─── SUPPLIED RECORDS

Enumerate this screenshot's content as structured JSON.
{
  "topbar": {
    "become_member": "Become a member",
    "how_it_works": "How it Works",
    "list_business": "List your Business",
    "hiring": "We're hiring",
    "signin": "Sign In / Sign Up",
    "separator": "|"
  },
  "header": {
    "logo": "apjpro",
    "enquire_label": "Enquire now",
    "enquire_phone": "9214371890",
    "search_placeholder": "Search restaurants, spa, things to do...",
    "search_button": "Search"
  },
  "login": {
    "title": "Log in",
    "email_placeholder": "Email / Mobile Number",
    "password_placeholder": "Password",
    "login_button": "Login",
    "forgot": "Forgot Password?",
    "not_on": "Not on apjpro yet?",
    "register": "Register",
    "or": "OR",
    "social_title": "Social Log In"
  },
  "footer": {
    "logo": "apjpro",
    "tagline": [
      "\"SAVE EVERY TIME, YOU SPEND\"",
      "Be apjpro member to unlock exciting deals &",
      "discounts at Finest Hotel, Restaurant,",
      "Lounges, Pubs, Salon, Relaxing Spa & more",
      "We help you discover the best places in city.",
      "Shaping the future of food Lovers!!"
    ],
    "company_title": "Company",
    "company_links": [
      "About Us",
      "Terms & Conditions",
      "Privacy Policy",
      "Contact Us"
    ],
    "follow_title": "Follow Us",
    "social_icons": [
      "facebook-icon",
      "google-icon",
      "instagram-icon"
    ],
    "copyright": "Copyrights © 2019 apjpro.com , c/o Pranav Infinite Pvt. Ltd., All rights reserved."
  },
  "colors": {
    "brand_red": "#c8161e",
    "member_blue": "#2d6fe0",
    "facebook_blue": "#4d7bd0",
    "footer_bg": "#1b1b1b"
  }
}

──────
─── SUPPLIED RECORDS

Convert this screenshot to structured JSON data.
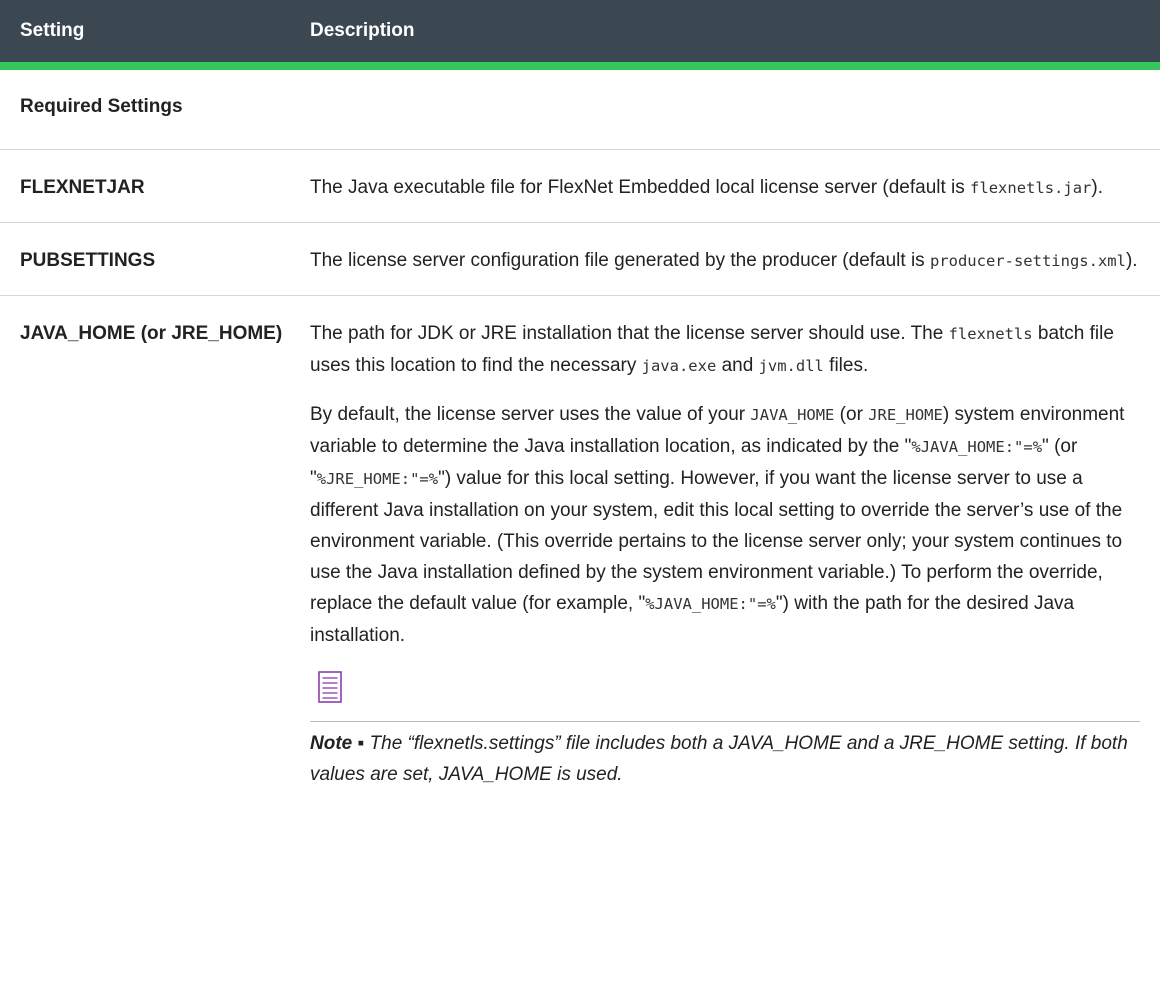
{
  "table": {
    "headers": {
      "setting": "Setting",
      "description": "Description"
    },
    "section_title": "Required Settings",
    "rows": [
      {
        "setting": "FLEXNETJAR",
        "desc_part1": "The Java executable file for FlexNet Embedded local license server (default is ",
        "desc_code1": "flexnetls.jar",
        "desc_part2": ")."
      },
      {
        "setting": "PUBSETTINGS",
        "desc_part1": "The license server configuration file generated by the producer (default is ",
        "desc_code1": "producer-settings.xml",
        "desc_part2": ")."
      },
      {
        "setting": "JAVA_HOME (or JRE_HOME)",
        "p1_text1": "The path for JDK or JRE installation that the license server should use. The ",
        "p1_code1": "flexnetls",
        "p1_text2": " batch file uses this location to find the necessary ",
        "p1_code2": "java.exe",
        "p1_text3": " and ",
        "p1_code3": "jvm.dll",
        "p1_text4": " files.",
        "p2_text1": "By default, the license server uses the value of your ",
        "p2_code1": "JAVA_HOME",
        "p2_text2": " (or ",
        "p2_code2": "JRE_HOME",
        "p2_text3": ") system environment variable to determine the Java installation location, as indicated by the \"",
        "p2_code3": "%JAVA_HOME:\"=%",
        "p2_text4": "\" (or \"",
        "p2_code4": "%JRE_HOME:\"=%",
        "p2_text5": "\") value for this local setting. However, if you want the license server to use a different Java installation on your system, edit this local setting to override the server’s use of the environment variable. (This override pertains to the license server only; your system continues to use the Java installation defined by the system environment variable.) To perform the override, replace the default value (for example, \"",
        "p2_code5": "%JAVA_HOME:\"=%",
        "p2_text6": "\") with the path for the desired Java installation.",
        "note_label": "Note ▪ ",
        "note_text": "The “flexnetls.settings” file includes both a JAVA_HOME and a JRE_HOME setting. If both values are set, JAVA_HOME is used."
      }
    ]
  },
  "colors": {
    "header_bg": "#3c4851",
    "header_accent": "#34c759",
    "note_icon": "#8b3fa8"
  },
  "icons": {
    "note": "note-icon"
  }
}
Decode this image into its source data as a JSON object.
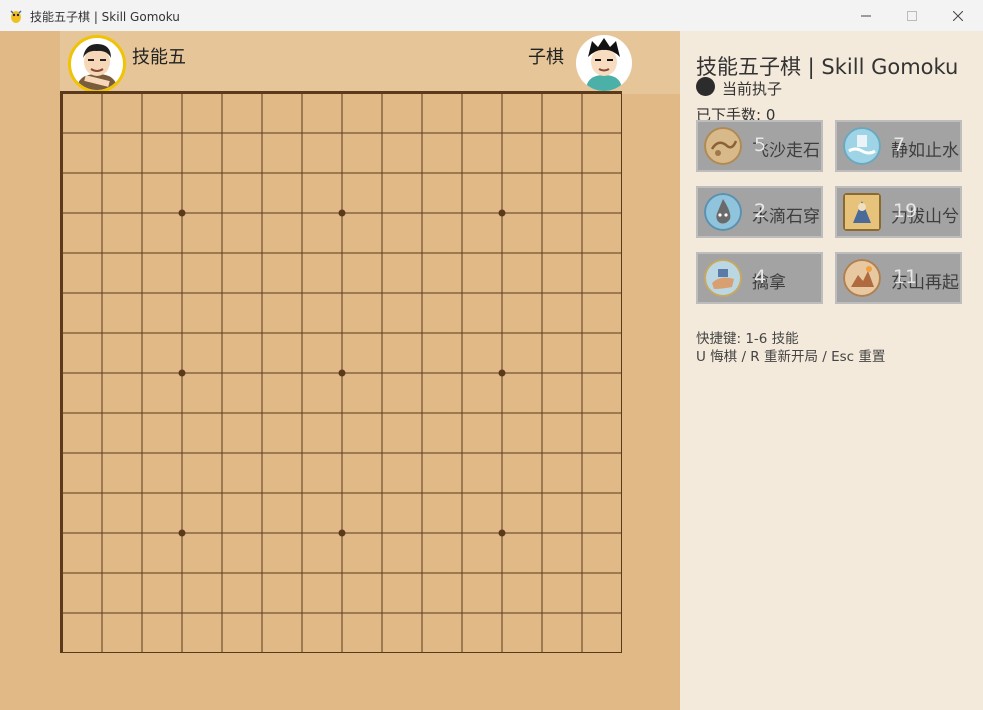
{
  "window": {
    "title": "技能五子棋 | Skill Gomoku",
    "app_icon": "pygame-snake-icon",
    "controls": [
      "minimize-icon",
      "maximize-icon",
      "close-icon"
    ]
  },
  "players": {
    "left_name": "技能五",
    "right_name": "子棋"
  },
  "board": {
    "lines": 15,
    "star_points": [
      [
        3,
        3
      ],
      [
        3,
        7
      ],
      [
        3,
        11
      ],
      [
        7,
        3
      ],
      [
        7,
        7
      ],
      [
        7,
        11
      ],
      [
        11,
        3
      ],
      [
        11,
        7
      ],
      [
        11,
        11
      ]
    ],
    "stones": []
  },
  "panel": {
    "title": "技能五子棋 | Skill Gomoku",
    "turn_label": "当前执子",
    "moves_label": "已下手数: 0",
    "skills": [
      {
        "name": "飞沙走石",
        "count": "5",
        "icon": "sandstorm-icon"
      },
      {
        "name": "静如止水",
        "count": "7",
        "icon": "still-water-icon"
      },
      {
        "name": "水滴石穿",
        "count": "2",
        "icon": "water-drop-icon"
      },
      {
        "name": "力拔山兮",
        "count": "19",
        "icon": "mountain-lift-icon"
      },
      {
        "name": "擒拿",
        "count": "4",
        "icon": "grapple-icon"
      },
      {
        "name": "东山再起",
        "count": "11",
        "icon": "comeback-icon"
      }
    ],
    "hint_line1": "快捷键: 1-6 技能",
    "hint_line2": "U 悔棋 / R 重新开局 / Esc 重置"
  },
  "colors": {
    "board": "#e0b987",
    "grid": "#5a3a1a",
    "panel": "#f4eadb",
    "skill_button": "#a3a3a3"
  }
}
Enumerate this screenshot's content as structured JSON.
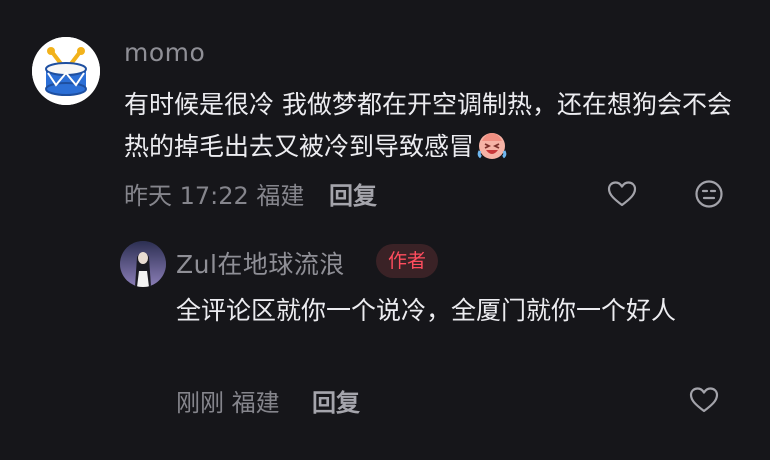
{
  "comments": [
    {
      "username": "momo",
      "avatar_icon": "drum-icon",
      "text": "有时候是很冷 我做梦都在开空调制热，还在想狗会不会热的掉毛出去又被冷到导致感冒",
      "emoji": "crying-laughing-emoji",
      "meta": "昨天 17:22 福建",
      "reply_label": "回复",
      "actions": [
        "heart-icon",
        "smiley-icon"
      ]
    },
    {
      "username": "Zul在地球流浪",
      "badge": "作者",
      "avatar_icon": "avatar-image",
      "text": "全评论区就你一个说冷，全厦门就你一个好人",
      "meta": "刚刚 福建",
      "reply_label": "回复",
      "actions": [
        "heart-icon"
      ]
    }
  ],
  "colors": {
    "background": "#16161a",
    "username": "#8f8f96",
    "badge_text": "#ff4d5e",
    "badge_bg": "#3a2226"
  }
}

──────

▸ EXERCISE DIRECTIONS
Each line that contains the word "producer" counts toward the total; give only that total.

▸ TASK OUTPUT
2